### EXERCISE DETAILS
The data below is to be repeated in full, exactly as shown.
══ RECORD EXCERPTS
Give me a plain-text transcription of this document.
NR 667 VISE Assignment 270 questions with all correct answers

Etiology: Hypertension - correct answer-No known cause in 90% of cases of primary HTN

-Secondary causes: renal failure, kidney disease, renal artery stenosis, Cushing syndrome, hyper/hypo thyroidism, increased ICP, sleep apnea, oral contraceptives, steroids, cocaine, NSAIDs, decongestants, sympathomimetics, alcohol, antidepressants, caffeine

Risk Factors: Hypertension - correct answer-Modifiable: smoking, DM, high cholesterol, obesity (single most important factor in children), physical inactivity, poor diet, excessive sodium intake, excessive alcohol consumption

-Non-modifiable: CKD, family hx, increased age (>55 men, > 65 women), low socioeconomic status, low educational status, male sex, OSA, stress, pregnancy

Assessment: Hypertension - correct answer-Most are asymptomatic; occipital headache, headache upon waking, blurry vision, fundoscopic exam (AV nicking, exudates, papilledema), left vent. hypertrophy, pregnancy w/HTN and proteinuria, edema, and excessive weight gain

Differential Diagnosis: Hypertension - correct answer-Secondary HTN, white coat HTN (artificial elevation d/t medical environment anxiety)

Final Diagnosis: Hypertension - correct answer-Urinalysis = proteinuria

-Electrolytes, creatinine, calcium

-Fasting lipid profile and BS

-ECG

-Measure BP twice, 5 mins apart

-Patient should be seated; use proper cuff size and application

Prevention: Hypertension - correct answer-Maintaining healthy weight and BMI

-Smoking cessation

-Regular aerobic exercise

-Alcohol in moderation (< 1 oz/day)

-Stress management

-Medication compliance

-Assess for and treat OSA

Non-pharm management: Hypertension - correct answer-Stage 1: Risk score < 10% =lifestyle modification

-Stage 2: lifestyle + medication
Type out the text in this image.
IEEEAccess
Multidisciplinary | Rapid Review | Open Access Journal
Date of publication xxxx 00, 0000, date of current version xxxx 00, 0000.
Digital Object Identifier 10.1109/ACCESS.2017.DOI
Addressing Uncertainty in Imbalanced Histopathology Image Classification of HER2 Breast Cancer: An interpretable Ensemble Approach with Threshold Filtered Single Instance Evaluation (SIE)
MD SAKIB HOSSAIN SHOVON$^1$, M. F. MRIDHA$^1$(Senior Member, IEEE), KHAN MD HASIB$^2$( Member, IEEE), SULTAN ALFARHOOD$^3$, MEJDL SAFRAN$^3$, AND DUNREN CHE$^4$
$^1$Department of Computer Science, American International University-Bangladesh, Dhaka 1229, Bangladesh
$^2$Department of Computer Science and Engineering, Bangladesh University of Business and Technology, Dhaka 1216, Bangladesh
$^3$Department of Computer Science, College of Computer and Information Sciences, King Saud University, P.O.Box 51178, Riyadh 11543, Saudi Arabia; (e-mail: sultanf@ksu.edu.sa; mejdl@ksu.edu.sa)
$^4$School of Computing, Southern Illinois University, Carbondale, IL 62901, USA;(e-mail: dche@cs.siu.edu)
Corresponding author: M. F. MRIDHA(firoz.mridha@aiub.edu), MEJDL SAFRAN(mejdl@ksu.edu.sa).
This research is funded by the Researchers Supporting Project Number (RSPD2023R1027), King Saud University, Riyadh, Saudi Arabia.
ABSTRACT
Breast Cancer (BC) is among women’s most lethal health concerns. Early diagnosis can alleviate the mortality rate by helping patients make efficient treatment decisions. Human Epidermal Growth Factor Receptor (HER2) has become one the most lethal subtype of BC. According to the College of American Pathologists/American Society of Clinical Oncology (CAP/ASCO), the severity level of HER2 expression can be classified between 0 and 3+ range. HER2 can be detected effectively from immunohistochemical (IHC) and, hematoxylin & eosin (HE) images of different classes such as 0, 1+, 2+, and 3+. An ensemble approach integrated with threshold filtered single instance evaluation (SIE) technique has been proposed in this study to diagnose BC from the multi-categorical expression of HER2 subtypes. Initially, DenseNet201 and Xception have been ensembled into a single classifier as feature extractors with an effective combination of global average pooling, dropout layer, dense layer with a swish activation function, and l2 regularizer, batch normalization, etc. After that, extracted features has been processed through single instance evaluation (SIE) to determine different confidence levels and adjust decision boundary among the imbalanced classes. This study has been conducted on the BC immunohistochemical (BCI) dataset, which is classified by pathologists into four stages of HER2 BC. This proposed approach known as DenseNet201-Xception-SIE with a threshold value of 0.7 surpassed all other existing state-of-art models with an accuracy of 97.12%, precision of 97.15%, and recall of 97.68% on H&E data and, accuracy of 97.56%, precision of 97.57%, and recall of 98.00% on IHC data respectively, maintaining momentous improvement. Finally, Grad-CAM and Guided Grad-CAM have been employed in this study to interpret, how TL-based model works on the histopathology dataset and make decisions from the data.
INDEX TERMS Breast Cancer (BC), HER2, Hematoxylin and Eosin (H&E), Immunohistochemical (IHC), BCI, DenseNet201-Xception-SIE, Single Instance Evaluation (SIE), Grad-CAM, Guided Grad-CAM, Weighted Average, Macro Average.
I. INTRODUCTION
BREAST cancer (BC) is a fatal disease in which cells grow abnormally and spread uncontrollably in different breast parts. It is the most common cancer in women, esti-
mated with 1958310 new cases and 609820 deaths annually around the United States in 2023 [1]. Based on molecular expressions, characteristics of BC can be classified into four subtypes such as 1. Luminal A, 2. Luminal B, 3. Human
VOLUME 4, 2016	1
════
### EXPECTED ANSWER
Give me a plain-text transcription of this document.
NR 667 VISE Assignment 270 questions with all correct answers

Etiology: Hypertension - correct answer-No known cause in 90% of cases of primary HTN

-Secondary causes: renal failure, kidney disease, renal artery stenosis, Cushing syndrome, hyper/hypo thyroidism, increased ICP, sleep apnea, oral contraceptives, steroids, cocaine, NSAIDs, decongestants, sympathomimetics, alcohol, antidepressants, caffeine

Risk Factors: Hypertension - correct answer-Modifiable: smoking, DM, high cholesterol, obesity (single most important factor in children), physical inactivity, poor diet, excessive sodium intake, excessive alcohol consumption

-Non-modifiable: CKD, family hx, increased age (>55 men, > 65 women), low socioeconomic status, low educational status, male sex, OSA, stress, pregnancy

Assessment: Hypertension - correct answer-Most are asymptomatic; occipital headache, headache upon waking, blurry vision, fundoscopic exam (AV nicking, exudates, papilledema), left vent. hypertrophy, pregnancy w/HTN and proteinuria, edema, and excessive weight gain

Differential Diagnosis: Hypertension - correct answer-Secondary HTN, white coat HTN (artificial elevation d/t medical environment anxiety)

Final Diagnosis: Hypertension - correct answer-Urinalysis = proteinuria

-Electrolytes, creatinine, calcium

-Fasting lipid profile and BS

-ECG

-Measure BP twice, 5 mins apart

-Patient should be seated; use proper cuff size and application

Prevention: Hypertension - correct answer-Maintaining healthy weight and BMI

-Smoking cessation

-Regular aerobic exercise

-Alcohol in moderation (< 1 oz/day)

-Stress management

-Medication compliance

-Assess for and treat OSA

Non-pharm management: Hypertension - correct answer-Stage 1: Risk score < 10% =lifestyle modification

-Stage 2: lifestyle + medication
Type out the text in this image.
IEEEAccess
Multidisciplinary | Rapid Review | Open Access Journal
Date of publication xxxx 00, 0000, date of current version xxxx 00, 0000.
Digital Object Identifier 10.1109/ACCESS.2017.DOI
Addressing Uncertainty in Imbalanced Histopathology Image Classification of HER2 Breast Cancer: An interpretable Ensemble Approach with Threshold Filtered Single Instance Evaluation (SIE)
MD SAKIB HOSSAIN SHOVON$^1$, M. F. MRIDHA$^1$(Senior Member, IEEE), KHAN MD HASIB$^2$( Member, IEEE), SULTAN ALFARHOOD$^3$, MEJDL SAFRAN$^3$, AND DUNREN CHE$^4$
$^1$Department of Computer Science, American International University-Bangladesh, Dhaka 1229, Bangladesh
$^2$Department of Computer Science and Engineering, Bangladesh University of Business and Technology, Dhaka 1216, Bangladesh
$^3$Department of Computer Science, College of Computer and Information Sciences, King Saud University, P.O.Box 51178, Riyadh 11543, Saudi Arabia; (e-mail: sultanf@ksu.edu.sa; mejdl@ksu.edu.sa)
$^4$School of Computing, Southern Illinois University, Carbondale, IL 62901, USA;(e-mail: dche@cs.siu.edu)
Corresponding author: M. F. MRIDHA(firoz.mridha@aiub.edu), MEJDL SAFRAN(mejdl@ksu.edu.sa).
This research is funded by the Researchers Supporting Project Number (RSPD2023R1027), King Saud University, Riyadh, Saudi Arabia.
ABSTRACT
Breast Cancer (BC) is among women’s most lethal health concerns. Early diagnosis can alleviate the mortality rate by helping patients make efficient treatment decisions. Human Epidermal Growth Factor Receptor (HER2) has become one the most lethal subtype of BC. According to the College of American Pathologists/American Society of Clinical Oncology (CAP/ASCO), the severity level of HER2 expression can be classified between 0 and 3+ range. HER2 can be detected effectively from immunohistochemical (IHC) and, hematoxylin & eosin (HE) images of different classes such as 0, 1+, 2+, and 3+. An ensemble approach integrated with threshold filtered single instance evaluation (SIE) technique has been proposed in this study to diagnose BC from the multi-categorical expression of HER2 subtypes. Initially, DenseNet201 and Xception have been ensembled into a single classifier as feature extractors with an effective combination of global average pooling, dropout layer, dense layer with a swish activation function, and l2 regularizer, batch normalization, etc. After that, extracted features has been processed through single instance evaluation (SIE) to determine different confidence levels and adjust decision boundary among the imbalanced classes. This study has been conducted on the BC immunohistochemical (BCI) dataset, which is classified by pathologists into four stages of HER2 BC. This proposed approach known as DenseNet201-Xception-SIE with a threshold value of 0.7 surpassed all other existing state-of-art models with an accuracy of 97.12%, precision of 97.15%, and recall of 97.68% on H&E data and, accuracy of 97.56%, precision of 97.57%, and recall of 98.00% on IHC data respectively, maintaining momentous improvement. Finally, Grad-CAM and Guided Grad-CAM have been employed in this study to interpret, how TL-based model works on the histopathology dataset and make decisions from the data.
INDEX TERMS Breast Cancer (BC), HER2, Hematoxylin and Eosin (H&E), Immunohistochemical (IHC), BCI, DenseNet201-Xception-SIE, Single Instance Evaluation (SIE), Grad-CAM, Guided Grad-CAM, Weighted Average, Macro Average.
I. INTRODUCTION
BREAST cancer (BC) is a fatal disease in which cells grow abnormally and spread uncontrollably in different breast parts. It is the most common cancer in women, esti-
mated with 1958310 new cases and 609820 deaths annually around the United States in 2023 [1]. Based on molecular expressions, characteristics of BC can be classified into four subtypes such as 1. Luminal A, 2. Luminal B, 3. Human
VOLUME 4, 2016	1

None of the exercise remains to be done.